■ **What the task asks**
Write out the entire listing below exactly, with the pictures left out.

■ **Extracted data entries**
--- --- ---

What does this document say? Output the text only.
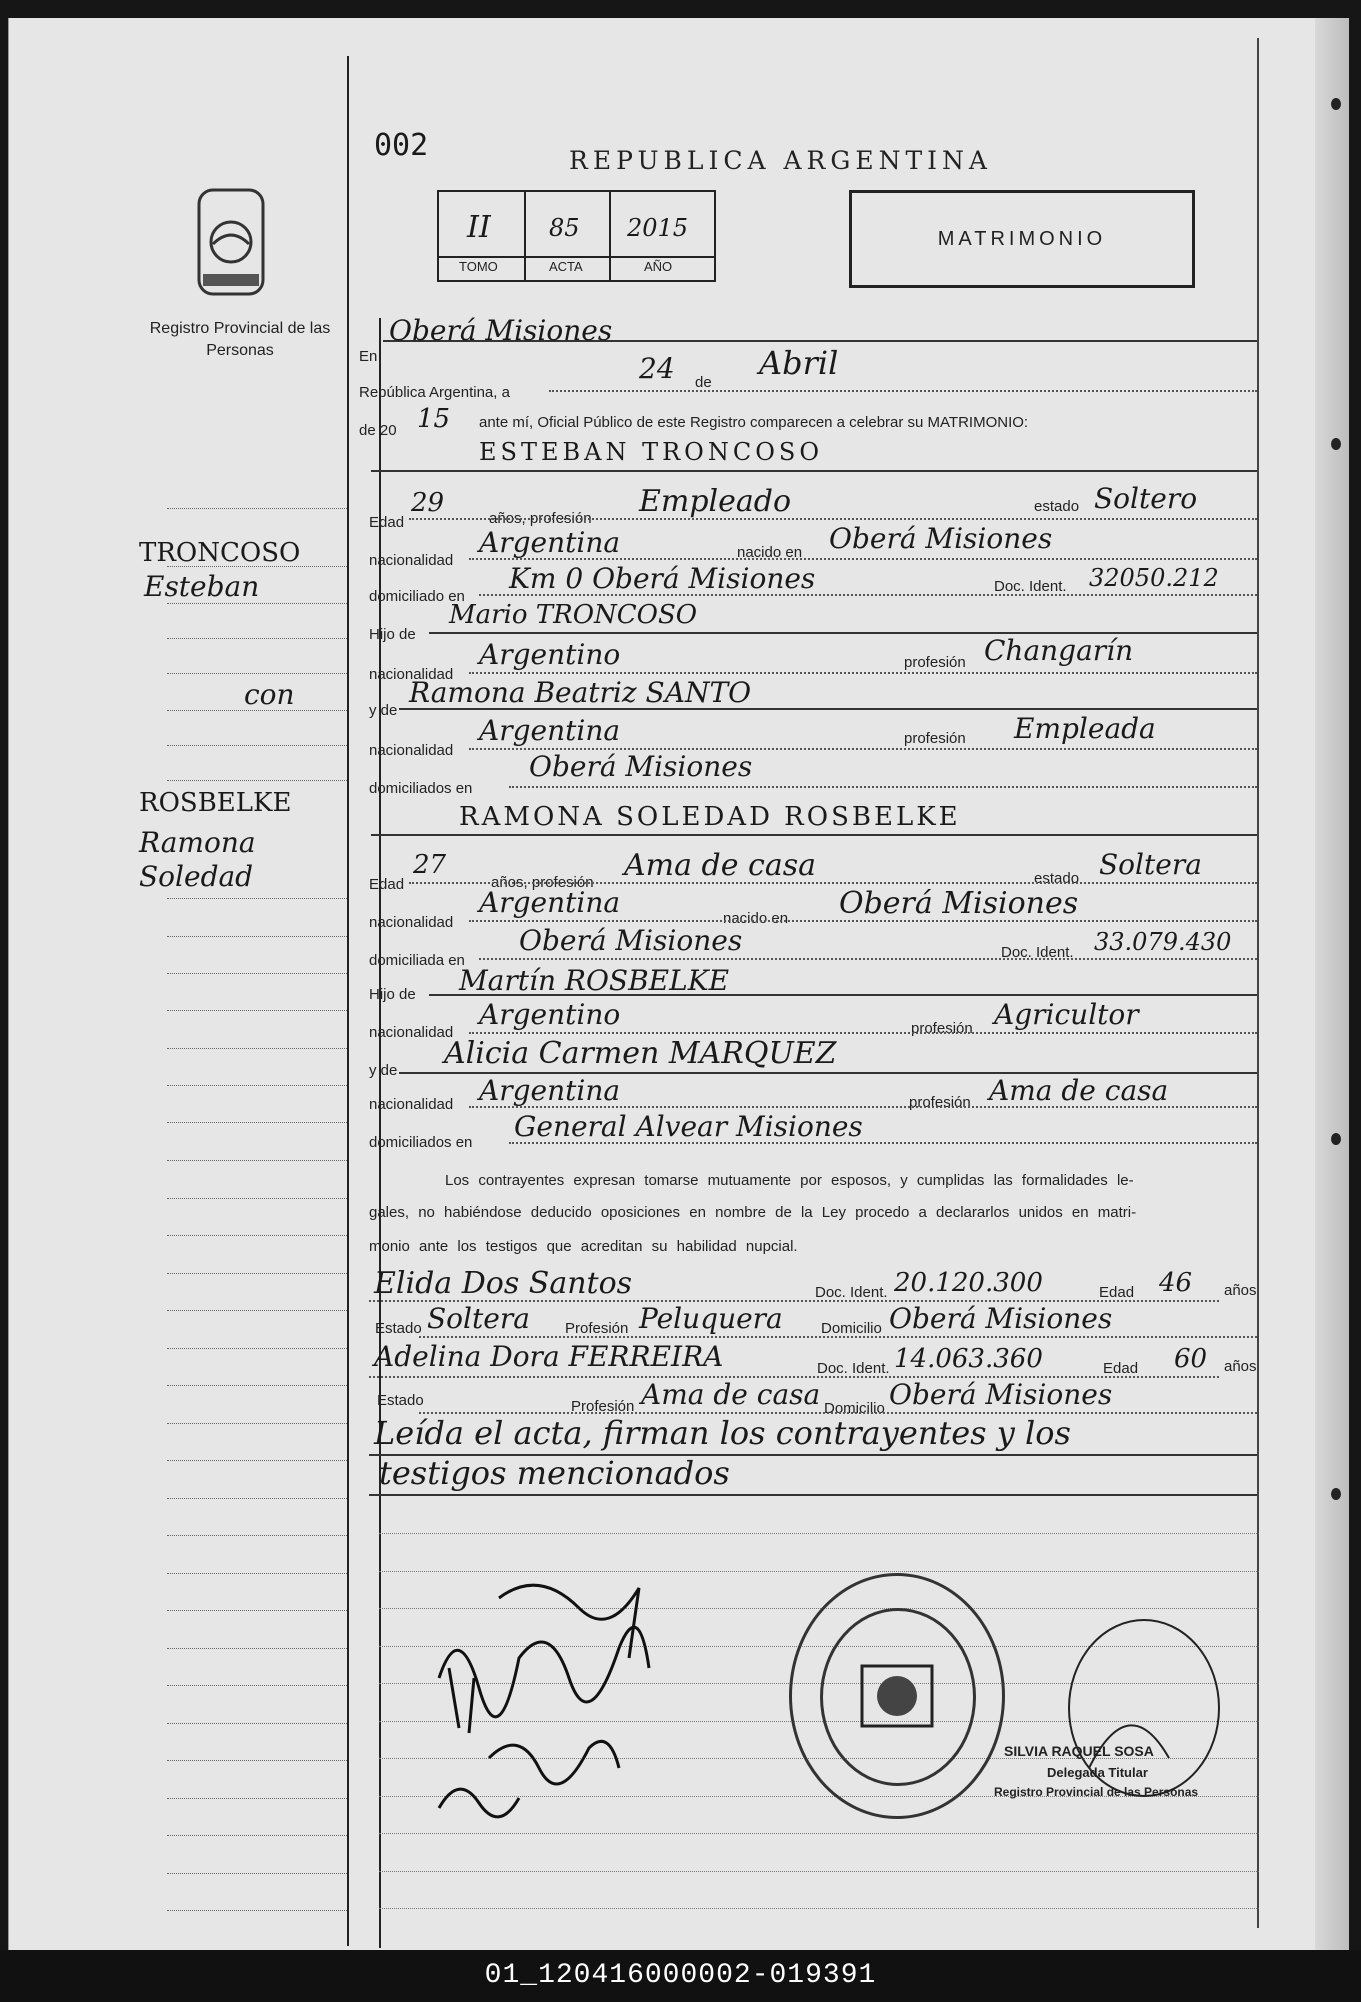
Registro Provincial de las Personas
002	REPUBLICA ARGENTINA
II 85 2015
TOMO	ACTA	AÑO
MATRIMONIO
TRONCOSO
Esteban
con
ROSBELKE
Ramona
Soledad
En
Oberá Misiones
República Argentina, a
24 de
Abril
de 20 15 ante mí, Oficial Público de este Registro comparecen a celebrar su MATRIMONIO:
ESTEBAN TRONCOSO
Edad
29
años, profesión Empleado	estado Soltero
nacionalidad
Argentina	nacido en Oberá Misiones
domiciliado en
Km 0 Oberá Misiones	Doc. Ident. 32050.212
Hijo de
Mario TRONCOSO
nacionalidad
Argentino	profesión Changarín
y de
Ramona Beatriz SANTO
nacionalidad
Argentina	profesión Empleada
domiciliados en
Oberá Misiones
RAMONA SOLEDAD ROSBELKE
Edad
27
años, profesión Ama de casa	estado Soltera
nacionalidad
Argentina	nacido en Oberá Misiones
domiciliada en
Oberá Misiones	Doc. Ident. 33.079.430
Hijo de Martín ROSBELKE
nacionalidad
Argentino	profesión Agricultor
y de Alicia Carmen MARQUEZ
nacionalidad Argentina	profesión Ama de casa
domiciliados en General Alvear Misiones
Los contrayentes expresan tomarse mutuamente por esposos, y cumplidas las formalidades le-
gales, no habiéndose deducido oposiciones en nombre de la Ley procedo a declararlos unidos en matri-
monio ante los testigos que acreditan su habilidad nupcial.
Elida Dos Santos	Doc. Ident. 20.120.300	Edad 46 años
Estado Soltera Profesión Peluquera	Domicilio Oberá Misiones
Adelina Dora FERREIRA	Doc. Ident. 14.063.360	Edad 60 años
Estado	Profesión Ama de casa Domicilio Oberá Misiones
Leída el acta, firman los contrayentes y los
testigos mencionados
SILVIA RAQUEL SOSA
Delegada Titular
Registro Provincial de las Personas
01_120416000002-019391
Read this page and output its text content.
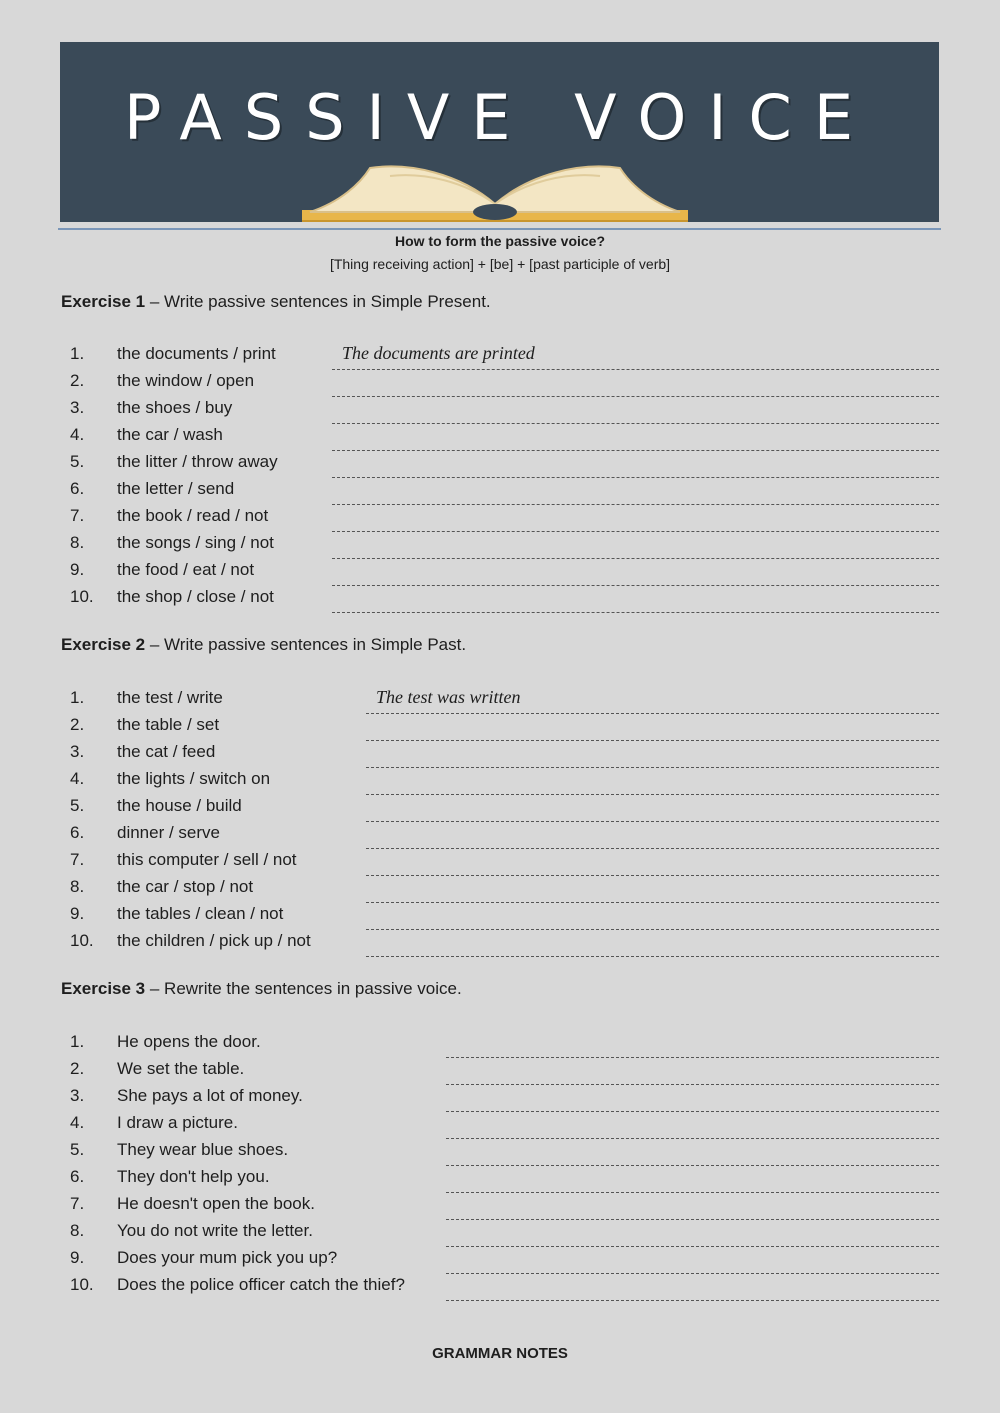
PASSIVE VOICE
How to form the passive voice?
[Thing receiving action] + [be] + [past participle of verb]
Exercise 1 – Write passive sentences in Simple Present.
1. the documents / print	The documents are printed
2. the window / open
3. the shoes / buy
4. the car / wash
5. the litter / throw away
6. the letter / send
7. the book / read / not
8. the songs / sing / not
9. the food / eat / not
10. the shop / close / not
Exercise 2 – Write passive sentences in Simple Past.
1. the test / write	The test was written
2. the table / set
3. the cat / feed
4. the lights / switch on
5. the house / build
6. dinner / serve
7. this computer / sell / not
8. the car / stop / not
9. the tables / clean / not
10. the children / pick up / not
Exercise 3 – Rewrite the sentences in passive voice.
1. He opens the door.
2. We set the table.
3. She pays a lot of money.
4. I draw a picture.
5. They wear blue shoes.
6. They don't help you.
7. He doesn't open the book.
8. You do not write the letter.
9. Does your mum pick you up?
10. Does the police officer catch the thief?
GRAMMAR NOTES
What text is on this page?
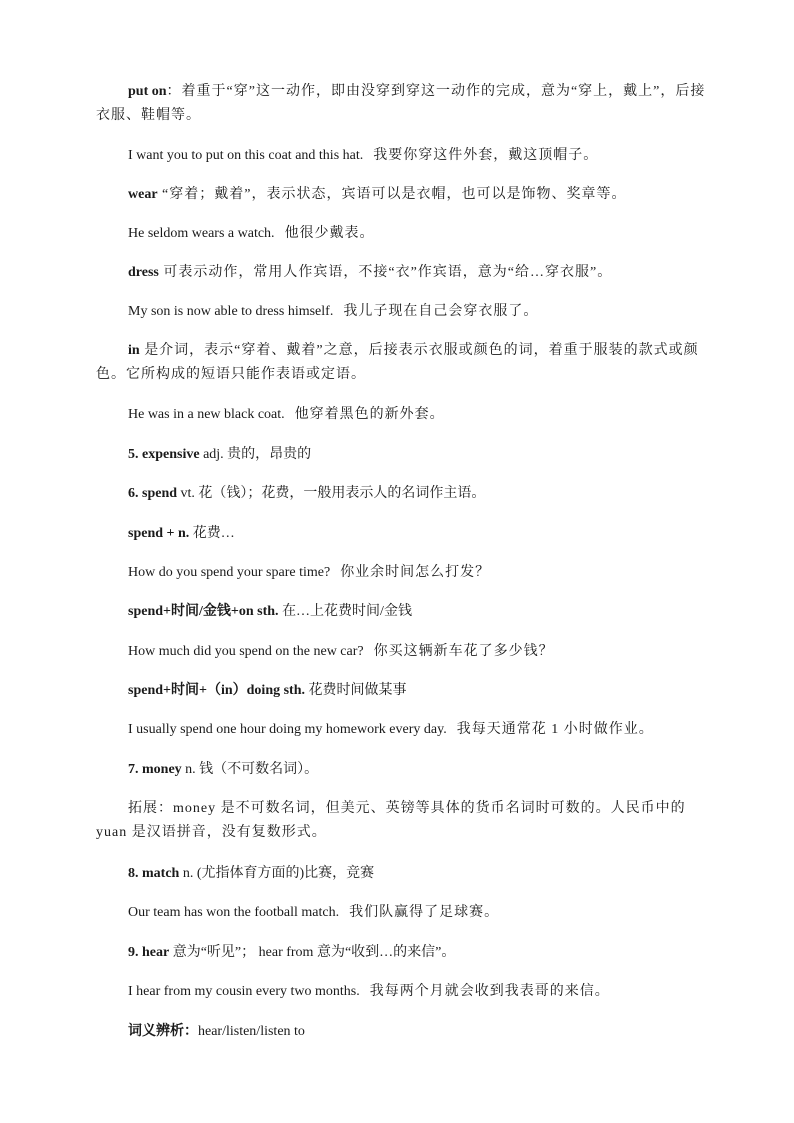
put on：着重于“穿”这一动作，即由没穿到穿这一动作的完成，意为“穿上，戴上”，后接衣服、鞋帽等。
I want you to put on this coat and this hat. 我要你穿这件外套，戴这顶帽子。
wear “穿着；戴着”，表示状态，宾语可以是衣帽，也可以是饰物、奖章等。
He seldom wears a watch. 他很少戴表。
dress 可表示动作，常用人作宾语，不接“衣”作宾语，意为“给…穿衣服”。
My son is now able to dress himself. 我儿子现在自己会穿衣服了。
in 是介词，表示“穿着、戴着”之意，后接表示衣服或颜色的词，着重于服装的款式或颜色。它所构成的短语只能作表语或定语。
He was in a new black coat. 他穿着黑色的新外套。
5. expensive adj. 贵的，昂贵的
6. spend vt. 花（钱）；花费，一般用表示人的名词作主语。
spend + n. 花费…
How do you spend your spare time? 你业余时间怎么打发？
spend+时间/金钱+on sth. 在…上花费时间/金钱
How much did you spend on the new car? 你买这辆新车花了多少钱？
spend+时间+（in）doing sth. 花费时间做某事
I usually spend one hour doing my homework every day. 我每天通常花 1 小时做作业。
7. money n. 钱（不可数名词）。
拓展：money 是不可数名词，但美元、英镑等具体的货币名词时可数的。人民币中的 yuan 是汉语拼音，没有复数形式。
8. match n. (尤指体育方面的)比赛，竞赛
Our team has won the football match. 我们队赢得了足球赛。
9. hear 意为“听见”； hear from 意为“收到…的来信”。
I hear from my cousin every two months. 我每两个月就会收到我表哥的来信。
词义辨析：hear/listen/listen to
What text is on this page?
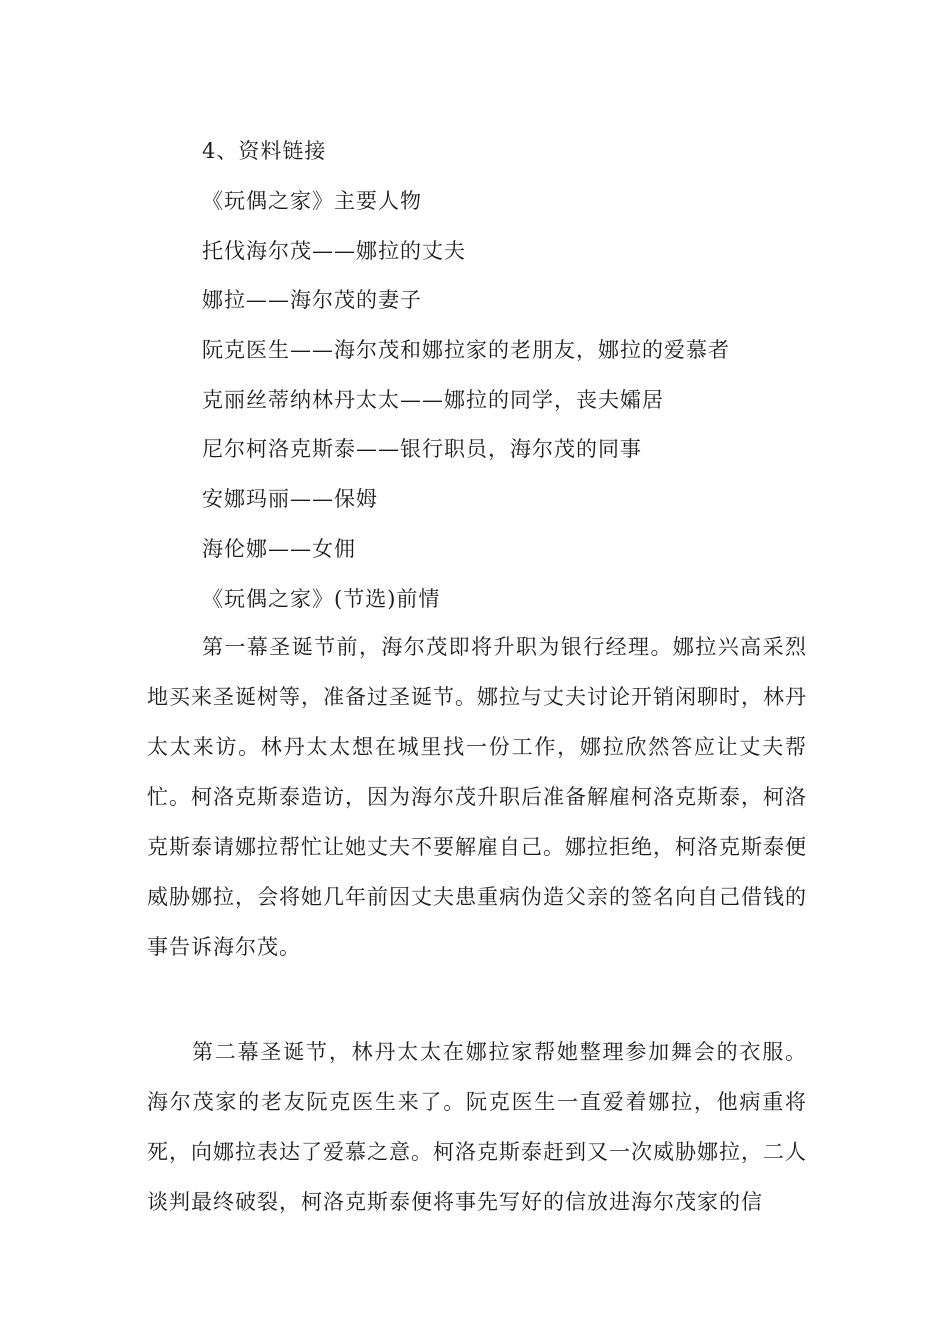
4、资料链接
《玩偶之家》主要人物
托伐海尔茂——娜拉的丈夫
娜拉——海尔茂的妻子
阮克医生——海尔茂和娜拉家的老朋友，娜拉的爱慕者
克丽丝蒂纳林丹太太——娜拉的同学，丧夫孀居
尼尔柯洛克斯泰——银行职员，海尔茂的同事
安娜玛丽——保姆
海伦娜——女佣
《玩偶之家》(节选)前情
第一幕圣诞节前，海尔茂即将升职为银行经理。娜拉兴高采烈地买来圣诞树等，准备过圣诞节。娜拉与丈夫讨论开销闲聊时，林丹太太来访。林丹太太想在城里找一份工作，娜拉欣然答应让丈夫帮忙。柯洛克斯泰造访，因为海尔茂升职后准备解雇柯洛克斯泰，柯洛克斯泰请娜拉帮忙让她丈夫不要解雇自己。娜拉拒绝，柯洛克斯泰便威胁娜拉，会将她几年前因丈夫患重病伪造父亲的签名向自己借钱的事告诉海尔茂。
第二幕圣诞节，林丹太太在娜拉家帮她整理参加舞会的衣服。海尔茂家的老友阮克医生来了。阮克医生一直爱着娜拉，他病重将死，向娜拉表达了爱慕之意。柯洛克斯泰赶到又一次威胁娜拉，二人谈判最终破裂，柯洛克斯泰便将事先写好的信放进海尔茂家的信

--- --- ---

■ **Final result**
What does this document say? Output the text only.
Registro Provincial de las Personas
002	REPUBLICA ARGENTINA
II 85 2015
TOMO	ACTA	AÑO
MATRIMONIO
TRONCOSO
Esteban
con
ROSBELKE
Ramona
Soledad
En
Oberá Misiones
República Argentina, a
24 de
Abril
de 20 15 ante mí, Oficial Público de este Registro comparecen a celebrar su MATRIMONIO:
ESTEBAN TRONCOSO
Edad
29
años, profesión Empleado	estado Soltero
nacionalidad
Argentina	nacido en Oberá Misiones
domiciliado en
Km 0 Oberá Misiones	Doc. Ident. 32050.212
Hijo de
Mario TRONCOSO
nacionalidad
Argentino	profesión Changarín
y de
Ramona Beatriz SANTO
nacionalidad
Argentina	profesión Empleada
domiciliados en
Oberá Misiones
RAMONA SOLEDAD ROSBELKE
Edad
27
años, profesión Ama de casa	estado Soltera
nacionalidad
Argentina	nacido en Oberá Misiones
domiciliada en
Oberá Misiones	Doc. Ident. 33.079.430
Hijo de Martín ROSBELKE
nacionalidad
Argentino	profesión Agricultor
y de Alicia Carmen MARQUEZ
nacionalidad Argentina	profesión Ama de casa
domiciliados en General Alvear Misiones
Los contrayentes expresan tomarse mutuamente por esposos, y cumplidas las formalidades le-
gales, no habiéndose deducido oposiciones en nombre de la Ley procedo a declararlos unidos en matri-
monio ante los testigos que acreditan su habilidad nupcial.
Elida Dos Santos	Doc. Ident. 20.120.300	Edad 46 años
Estado Soltera Profesión Peluquera	Domicilio Oberá Misiones
Adelina Dora FERREIRA	Doc. Ident. 14.063.360	Edad 60 años
Estado	Profesión Ama de casa Domicilio Oberá Misiones
Leída el acta, firman los contrayentes y los
testigos mencionados
SILVIA RAQUEL SOSA
Delegada Titular
Registro Provincial de las Personas
01_120416000002-019391
Read this page and output its text content.
PASSIVE VOICE
How to form the passive voice?
[Thing receiving action] + [be] + [past participle of verb]
Exercise 1 – Write passive sentences in Simple Present.
1. the documents / print	The documents are printed
2. the window / open
3. the shoes / buy
4. the car / wash
5. the litter / throw away
6. the letter / send
7. the book / read / not
8. the songs / sing / not
9. the food / eat / not
10. the shop / close / not
Exercise 2 – Write passive sentences in Simple Past.
1. the test / write	The test was written
2. the table / set
3. the cat / feed
4. the lights / switch on
5. the house / build
6. dinner / serve
7. this computer / sell / not
8. the car / stop / not
9. the tables / clean / not
10. the children / pick up / not
Exercise 3 – Rewrite the sentences in passive voice.
1. He opens the door.
2. We set the table.
3. She pays a lot of money.
4. I draw a picture.
5. They wear blue shoes.
6. They don't help you.
7. He doesn't open the book.
8. You do not write the letter.
9. Does your mum pick you up?
10. Does the police officer catch the thief?
GRAMMAR NOTES
What text is on this page?
put on：着重于“穿”这一动作，即由没穿到穿这一动作的完成，意为“穿上，戴上”，后接衣服、鞋帽等。
I want you to put on this coat and this hat. 我要你穿这件外套，戴这顶帽子。
wear “穿着；戴着”，表示状态，宾语可以是衣帽，也可以是饰物、奖章等。
He seldom wears a watch. 他很少戴表。
dress 可表示动作，常用人作宾语，不接“衣”作宾语，意为“给…穿衣服”。
My son is now able to dress himself. 我儿子现在自己会穿衣服了。
in 是介词，表示“穿着、戴着”之意，后接表示衣服或颜色的词，着重于服装的款式或颜色。它所构成的短语只能作表语或定语。
He was in a new black coat. 他穿着黑色的新外套。
5. expensive adj. 贵的，昂贵的
6. spend vt. 花（钱）；花费，一般用表示人的名词作主语。
spend + n. 花费…
How do you spend your spare time? 你业余时间怎么打发？
spend+时间/金钱+on sth. 在…上花费时间/金钱
How much did you spend on the new car? 你买这辆新车花了多少钱？
spend+时间+（in）doing sth. 花费时间做某事
I usually spend one hour doing my homework every day. 我每天通常花 1 小时做作业。
7. money n. 钱（不可数名词）。
拓展：money 是不可数名词，但美元、英镑等具体的货币名词时可数的。人民币中的 yuan 是汉语拼音，没有复数形式。
8. match n. (尤指体育方面的)比赛，竞赛
Our team has won the football match. 我们队赢得了足球赛。
9. hear 意为“听见”； hear from 意为“收到…的来信”。
I hear from my cousin every two months. 我每两个月就会收到我表哥的来信。
词义辨析：hear/listen/listen to
What text is on this page?
4、资料链接
《玩偶之家》主要人物
托伐海尔茂——娜拉的丈夫
娜拉——海尔茂的妻子
阮克医生——海尔茂和娜拉家的老朋友，娜拉的爱慕者
克丽丝蒂纳林丹太太——娜拉的同学，丧夫孀居
尼尔柯洛克斯泰——银行职员，海尔茂的同事
安娜玛丽——保姆
海伦娜——女佣
《玩偶之家》(节选)前情
第一幕圣诞节前，海尔茂即将升职为银行经理。娜拉兴高采烈地买来圣诞树等，准备过圣诞节。娜拉与丈夫讨论开销闲聊时，林丹太太来访。林丹太太想在城里找一份工作，娜拉欣然答应让丈夫帮忙。柯洛克斯泰造访，因为海尔茂升职后准备解雇柯洛克斯泰，柯洛克斯泰请娜拉帮忙让她丈夫不要解雇自己。娜拉拒绝，柯洛克斯泰便威胁娜拉，会将她几年前因丈夫患重病伪造父亲的签名向自己借钱的事告诉海尔茂。
第二幕圣诞节，林丹太太在娜拉家帮她整理参加舞会的衣服。海尔茂家的老友阮克医生来了。阮克医生一直爱着娜拉，他病重将死，向娜拉表达了爱慕之意。柯洛克斯泰赶到又一次威胁娜拉，二人谈判最终破裂，柯洛克斯泰便将事先写好的信放进海尔茂家的信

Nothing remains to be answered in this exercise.